Work task
In the listing below, find each line with the string "COLLAGEN" and report it.
Data shown section start
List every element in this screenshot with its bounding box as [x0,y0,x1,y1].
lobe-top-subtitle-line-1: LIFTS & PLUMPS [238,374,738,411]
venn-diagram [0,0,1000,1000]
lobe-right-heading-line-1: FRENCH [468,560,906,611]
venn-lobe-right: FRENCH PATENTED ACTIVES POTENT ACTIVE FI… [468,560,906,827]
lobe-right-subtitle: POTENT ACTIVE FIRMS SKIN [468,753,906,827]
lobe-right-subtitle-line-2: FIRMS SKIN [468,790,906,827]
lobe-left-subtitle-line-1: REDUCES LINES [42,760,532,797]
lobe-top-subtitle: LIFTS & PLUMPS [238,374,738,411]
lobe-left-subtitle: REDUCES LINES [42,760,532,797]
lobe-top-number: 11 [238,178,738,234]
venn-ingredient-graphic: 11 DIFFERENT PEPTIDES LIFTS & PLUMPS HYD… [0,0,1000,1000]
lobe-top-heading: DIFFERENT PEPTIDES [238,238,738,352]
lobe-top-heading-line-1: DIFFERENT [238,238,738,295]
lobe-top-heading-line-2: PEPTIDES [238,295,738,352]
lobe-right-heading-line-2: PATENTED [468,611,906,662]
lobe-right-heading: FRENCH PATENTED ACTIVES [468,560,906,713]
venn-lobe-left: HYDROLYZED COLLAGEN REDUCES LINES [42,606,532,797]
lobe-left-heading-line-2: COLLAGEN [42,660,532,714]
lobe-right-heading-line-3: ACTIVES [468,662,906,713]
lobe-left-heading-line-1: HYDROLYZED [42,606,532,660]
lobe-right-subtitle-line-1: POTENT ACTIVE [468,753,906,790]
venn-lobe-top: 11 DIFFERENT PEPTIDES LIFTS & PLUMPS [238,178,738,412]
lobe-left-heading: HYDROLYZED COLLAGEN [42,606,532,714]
Data shown section end
Result
venn-lobe-left: HYDROLYZED COLLAGEN REDUCES LINES [42,606,532,797]
lobe-left-heading-line-2: COLLAGEN [42,660,532,714]
lobe-left-heading: HYDROLYZED COLLAGEN [42,606,532,714]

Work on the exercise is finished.